Short task -> Count the lines containing "本硕连读或具有博士学历" in the entries underneath, and state that count without anything else.

Task material ->
* begin *

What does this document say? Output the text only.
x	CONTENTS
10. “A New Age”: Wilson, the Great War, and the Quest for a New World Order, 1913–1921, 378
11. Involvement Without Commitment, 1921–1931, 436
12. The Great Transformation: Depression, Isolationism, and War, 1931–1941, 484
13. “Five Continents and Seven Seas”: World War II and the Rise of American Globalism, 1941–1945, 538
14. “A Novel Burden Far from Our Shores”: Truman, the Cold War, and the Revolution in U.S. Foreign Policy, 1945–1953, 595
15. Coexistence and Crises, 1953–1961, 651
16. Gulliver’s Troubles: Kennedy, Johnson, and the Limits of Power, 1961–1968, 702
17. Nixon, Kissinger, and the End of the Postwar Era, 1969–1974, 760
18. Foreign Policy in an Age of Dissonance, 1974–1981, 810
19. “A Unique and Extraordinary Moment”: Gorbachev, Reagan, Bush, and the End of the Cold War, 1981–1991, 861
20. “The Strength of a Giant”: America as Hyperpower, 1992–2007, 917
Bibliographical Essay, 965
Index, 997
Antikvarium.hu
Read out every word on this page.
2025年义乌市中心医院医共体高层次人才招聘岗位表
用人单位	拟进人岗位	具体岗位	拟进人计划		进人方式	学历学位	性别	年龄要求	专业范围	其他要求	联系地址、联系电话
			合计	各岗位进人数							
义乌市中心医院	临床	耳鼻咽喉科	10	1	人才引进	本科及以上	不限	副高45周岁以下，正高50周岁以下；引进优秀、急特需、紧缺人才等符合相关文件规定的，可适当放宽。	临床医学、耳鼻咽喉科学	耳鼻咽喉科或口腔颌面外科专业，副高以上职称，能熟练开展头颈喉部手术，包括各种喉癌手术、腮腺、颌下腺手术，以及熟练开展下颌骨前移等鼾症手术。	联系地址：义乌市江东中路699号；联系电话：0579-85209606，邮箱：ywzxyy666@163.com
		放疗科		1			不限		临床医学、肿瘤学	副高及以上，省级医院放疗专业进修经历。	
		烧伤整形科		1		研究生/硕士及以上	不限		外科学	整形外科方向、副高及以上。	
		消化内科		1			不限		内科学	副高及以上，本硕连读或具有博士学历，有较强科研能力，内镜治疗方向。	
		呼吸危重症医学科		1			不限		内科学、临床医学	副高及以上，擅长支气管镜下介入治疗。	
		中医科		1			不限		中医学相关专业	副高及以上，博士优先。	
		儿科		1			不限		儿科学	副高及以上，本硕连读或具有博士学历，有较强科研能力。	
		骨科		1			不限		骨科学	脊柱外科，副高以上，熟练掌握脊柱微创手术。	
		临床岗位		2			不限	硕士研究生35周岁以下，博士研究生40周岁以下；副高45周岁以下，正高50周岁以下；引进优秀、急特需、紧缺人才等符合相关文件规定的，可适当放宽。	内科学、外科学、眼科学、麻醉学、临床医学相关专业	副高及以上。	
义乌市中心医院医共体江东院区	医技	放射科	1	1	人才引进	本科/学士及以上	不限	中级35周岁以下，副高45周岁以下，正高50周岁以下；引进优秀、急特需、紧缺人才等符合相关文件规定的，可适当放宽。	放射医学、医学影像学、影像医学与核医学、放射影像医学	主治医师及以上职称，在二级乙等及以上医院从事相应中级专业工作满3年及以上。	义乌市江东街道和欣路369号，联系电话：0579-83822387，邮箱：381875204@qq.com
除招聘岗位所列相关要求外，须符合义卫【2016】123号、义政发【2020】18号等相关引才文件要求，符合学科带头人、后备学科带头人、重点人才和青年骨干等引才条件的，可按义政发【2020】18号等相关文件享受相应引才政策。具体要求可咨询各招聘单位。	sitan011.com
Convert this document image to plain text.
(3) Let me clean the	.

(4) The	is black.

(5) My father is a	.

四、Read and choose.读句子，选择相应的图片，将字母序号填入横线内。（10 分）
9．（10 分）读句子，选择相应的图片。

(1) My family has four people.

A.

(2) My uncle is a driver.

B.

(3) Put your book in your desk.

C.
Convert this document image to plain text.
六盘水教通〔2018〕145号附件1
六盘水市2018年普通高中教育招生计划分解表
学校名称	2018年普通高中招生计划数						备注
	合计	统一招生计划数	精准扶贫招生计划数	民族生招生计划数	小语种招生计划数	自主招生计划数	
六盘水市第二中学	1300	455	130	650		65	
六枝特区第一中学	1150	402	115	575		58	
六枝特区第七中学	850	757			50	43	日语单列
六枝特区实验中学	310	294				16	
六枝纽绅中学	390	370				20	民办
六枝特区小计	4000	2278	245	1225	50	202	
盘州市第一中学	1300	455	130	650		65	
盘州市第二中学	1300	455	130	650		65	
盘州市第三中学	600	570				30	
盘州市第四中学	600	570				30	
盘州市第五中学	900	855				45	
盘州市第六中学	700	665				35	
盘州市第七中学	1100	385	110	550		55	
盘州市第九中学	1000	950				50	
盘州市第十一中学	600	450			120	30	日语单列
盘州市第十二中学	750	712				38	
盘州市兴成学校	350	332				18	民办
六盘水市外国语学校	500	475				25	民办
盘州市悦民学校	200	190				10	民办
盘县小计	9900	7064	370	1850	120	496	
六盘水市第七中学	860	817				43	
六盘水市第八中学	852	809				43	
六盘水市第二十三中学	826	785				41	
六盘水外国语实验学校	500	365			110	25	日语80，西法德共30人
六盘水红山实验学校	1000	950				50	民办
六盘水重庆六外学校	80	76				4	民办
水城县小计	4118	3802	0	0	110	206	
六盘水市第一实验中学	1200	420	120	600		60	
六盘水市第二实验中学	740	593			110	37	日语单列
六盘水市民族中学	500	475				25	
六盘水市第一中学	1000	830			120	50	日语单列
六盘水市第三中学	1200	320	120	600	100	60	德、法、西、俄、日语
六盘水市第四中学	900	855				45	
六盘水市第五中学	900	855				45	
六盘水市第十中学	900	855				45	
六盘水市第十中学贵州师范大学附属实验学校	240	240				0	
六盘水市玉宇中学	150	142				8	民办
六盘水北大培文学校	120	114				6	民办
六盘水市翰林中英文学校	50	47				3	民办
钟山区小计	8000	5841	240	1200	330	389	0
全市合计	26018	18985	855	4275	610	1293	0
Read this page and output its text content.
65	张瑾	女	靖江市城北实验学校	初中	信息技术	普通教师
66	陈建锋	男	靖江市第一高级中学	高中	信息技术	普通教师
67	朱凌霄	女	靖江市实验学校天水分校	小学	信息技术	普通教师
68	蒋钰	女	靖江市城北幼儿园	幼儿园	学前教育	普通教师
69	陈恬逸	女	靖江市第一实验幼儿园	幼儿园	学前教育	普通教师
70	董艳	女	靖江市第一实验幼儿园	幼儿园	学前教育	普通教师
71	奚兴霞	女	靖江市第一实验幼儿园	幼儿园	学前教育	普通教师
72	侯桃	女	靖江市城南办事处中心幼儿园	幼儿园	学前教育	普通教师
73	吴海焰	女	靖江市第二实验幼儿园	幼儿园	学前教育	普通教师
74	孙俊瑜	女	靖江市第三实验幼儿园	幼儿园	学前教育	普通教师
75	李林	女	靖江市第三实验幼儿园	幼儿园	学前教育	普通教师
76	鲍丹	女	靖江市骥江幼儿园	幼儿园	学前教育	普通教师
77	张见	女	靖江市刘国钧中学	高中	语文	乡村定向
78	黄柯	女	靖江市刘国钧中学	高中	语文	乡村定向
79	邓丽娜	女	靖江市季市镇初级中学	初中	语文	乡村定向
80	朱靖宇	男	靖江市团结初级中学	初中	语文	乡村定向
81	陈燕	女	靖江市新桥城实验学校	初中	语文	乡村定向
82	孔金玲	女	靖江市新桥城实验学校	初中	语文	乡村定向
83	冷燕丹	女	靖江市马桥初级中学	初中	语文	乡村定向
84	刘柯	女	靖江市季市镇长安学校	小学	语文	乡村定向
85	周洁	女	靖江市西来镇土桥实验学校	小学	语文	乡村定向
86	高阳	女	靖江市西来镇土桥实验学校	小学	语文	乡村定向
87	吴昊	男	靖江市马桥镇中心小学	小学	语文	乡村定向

* end *

Task solution -> 2